Collection entries
■ ■ ■
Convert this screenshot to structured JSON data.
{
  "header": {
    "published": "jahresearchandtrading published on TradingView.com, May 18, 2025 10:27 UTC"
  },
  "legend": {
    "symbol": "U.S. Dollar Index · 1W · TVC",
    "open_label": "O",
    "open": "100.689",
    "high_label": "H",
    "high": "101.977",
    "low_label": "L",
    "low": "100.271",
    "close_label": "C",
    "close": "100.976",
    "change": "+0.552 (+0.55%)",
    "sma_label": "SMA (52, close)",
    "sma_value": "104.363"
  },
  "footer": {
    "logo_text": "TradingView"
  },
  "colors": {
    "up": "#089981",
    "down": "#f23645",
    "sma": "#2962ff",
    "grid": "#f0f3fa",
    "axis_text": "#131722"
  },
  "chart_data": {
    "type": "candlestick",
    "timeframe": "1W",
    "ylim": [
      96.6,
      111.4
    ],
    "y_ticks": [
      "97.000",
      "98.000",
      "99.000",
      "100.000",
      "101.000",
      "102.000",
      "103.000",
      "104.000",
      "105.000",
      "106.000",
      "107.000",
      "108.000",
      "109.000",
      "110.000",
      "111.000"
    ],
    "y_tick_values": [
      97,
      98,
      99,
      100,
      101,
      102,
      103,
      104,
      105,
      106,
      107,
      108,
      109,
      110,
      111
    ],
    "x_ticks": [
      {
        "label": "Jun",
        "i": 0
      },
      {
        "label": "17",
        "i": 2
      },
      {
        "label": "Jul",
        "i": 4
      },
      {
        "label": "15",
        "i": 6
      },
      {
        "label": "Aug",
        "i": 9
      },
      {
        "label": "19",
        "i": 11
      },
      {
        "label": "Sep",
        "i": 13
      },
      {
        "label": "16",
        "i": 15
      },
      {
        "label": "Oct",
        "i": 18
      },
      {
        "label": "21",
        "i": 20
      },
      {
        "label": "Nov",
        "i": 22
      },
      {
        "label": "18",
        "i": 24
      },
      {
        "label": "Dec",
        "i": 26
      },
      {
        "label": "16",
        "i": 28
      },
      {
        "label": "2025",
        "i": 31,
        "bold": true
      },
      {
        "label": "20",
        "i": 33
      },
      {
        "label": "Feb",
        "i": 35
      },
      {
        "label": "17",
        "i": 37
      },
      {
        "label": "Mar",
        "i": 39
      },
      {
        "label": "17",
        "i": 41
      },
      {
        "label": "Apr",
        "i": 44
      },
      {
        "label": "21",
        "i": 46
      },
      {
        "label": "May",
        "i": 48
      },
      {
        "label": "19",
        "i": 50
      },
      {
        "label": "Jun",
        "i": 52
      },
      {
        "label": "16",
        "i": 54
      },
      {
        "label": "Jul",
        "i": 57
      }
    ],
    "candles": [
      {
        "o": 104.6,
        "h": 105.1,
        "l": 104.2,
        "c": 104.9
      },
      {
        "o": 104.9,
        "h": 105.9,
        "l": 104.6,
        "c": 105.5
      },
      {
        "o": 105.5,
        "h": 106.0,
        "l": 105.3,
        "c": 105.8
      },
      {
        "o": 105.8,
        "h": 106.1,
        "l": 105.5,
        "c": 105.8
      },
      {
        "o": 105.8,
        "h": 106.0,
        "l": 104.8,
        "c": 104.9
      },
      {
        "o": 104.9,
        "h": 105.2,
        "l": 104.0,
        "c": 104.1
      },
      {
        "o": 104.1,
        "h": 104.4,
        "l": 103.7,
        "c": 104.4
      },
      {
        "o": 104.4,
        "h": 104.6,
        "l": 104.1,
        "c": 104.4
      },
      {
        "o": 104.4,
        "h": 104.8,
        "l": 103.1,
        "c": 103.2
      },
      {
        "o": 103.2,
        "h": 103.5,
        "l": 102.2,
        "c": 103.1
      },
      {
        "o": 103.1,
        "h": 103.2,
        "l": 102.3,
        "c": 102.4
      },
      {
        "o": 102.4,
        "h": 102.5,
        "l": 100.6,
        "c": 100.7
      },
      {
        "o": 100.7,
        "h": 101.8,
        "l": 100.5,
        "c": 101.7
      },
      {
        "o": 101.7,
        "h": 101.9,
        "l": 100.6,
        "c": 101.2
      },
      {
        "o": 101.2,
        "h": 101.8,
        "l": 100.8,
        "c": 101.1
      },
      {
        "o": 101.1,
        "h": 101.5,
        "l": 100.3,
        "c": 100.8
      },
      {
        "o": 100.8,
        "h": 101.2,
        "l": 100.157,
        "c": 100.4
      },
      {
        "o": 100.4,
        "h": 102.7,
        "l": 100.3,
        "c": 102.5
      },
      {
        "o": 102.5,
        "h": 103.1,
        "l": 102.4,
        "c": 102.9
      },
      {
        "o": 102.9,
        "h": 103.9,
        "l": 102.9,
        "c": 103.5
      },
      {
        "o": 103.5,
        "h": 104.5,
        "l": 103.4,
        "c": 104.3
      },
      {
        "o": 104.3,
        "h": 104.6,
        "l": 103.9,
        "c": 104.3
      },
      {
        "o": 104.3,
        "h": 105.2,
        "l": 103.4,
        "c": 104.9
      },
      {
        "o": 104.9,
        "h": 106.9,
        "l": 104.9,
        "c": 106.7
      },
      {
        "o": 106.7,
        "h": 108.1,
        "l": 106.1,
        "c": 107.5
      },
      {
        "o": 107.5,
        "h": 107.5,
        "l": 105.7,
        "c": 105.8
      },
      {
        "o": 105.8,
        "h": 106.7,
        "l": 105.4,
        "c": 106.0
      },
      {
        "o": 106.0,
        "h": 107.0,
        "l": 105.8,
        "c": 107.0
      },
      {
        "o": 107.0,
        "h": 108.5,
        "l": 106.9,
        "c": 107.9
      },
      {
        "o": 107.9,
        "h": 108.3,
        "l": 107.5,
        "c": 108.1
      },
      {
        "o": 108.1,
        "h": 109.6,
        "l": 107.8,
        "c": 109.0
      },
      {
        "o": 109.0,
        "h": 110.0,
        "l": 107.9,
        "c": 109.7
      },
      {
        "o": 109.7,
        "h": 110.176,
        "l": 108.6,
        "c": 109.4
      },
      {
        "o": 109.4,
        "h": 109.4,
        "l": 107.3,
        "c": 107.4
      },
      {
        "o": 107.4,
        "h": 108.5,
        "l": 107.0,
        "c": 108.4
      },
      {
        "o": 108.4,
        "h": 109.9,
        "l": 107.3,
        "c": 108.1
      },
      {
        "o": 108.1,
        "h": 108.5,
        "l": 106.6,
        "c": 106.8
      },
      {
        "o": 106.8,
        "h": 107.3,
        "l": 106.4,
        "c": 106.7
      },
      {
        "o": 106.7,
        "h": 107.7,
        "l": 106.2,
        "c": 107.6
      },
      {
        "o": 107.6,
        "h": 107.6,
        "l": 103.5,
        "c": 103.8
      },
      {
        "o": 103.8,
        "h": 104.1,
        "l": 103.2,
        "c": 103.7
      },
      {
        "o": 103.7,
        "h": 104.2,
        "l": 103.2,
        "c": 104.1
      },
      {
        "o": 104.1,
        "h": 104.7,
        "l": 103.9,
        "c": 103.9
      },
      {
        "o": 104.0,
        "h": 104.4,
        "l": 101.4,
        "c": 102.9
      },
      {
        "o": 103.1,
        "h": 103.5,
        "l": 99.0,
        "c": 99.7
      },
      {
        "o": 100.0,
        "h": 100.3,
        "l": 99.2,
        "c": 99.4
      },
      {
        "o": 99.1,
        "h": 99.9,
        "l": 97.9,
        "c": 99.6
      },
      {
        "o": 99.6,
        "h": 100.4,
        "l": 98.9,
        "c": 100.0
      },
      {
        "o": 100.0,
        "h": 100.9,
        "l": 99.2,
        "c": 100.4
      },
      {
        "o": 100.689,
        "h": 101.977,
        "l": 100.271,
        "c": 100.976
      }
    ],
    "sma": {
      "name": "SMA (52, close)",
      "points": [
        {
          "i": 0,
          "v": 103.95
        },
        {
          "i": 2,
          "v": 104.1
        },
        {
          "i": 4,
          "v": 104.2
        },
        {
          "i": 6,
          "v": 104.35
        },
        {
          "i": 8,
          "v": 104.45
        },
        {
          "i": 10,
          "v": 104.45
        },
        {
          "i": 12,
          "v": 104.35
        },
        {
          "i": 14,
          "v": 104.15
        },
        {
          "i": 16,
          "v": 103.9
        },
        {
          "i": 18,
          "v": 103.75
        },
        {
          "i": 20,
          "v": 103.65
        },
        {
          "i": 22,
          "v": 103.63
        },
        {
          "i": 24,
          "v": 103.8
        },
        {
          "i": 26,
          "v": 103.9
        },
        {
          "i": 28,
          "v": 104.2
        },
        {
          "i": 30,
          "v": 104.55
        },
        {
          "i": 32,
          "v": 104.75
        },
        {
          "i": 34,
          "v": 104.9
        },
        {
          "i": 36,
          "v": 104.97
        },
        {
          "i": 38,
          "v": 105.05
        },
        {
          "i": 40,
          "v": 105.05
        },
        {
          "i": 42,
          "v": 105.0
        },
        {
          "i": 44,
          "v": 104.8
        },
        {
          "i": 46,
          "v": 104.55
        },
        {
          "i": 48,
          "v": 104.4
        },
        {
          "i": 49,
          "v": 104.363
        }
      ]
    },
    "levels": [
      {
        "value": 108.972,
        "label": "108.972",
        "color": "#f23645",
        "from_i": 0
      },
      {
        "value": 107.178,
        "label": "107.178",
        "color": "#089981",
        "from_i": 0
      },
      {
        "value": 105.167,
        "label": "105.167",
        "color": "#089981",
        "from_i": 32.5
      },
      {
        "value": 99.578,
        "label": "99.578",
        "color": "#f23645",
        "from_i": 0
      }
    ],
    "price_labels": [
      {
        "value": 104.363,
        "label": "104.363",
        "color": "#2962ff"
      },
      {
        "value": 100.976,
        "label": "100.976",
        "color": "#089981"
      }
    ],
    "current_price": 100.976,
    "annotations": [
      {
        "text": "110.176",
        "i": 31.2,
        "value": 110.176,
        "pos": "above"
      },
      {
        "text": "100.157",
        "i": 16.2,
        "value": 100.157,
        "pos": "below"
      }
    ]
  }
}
■ ■ ■
### Your task
Copy every line from the records above that contains the word "TradingView".

### The result
    "published": "jahresearchandtrading published on TradingView.com, May 18, 2025 10:27 UTC"
    "logo_text": "TradingView"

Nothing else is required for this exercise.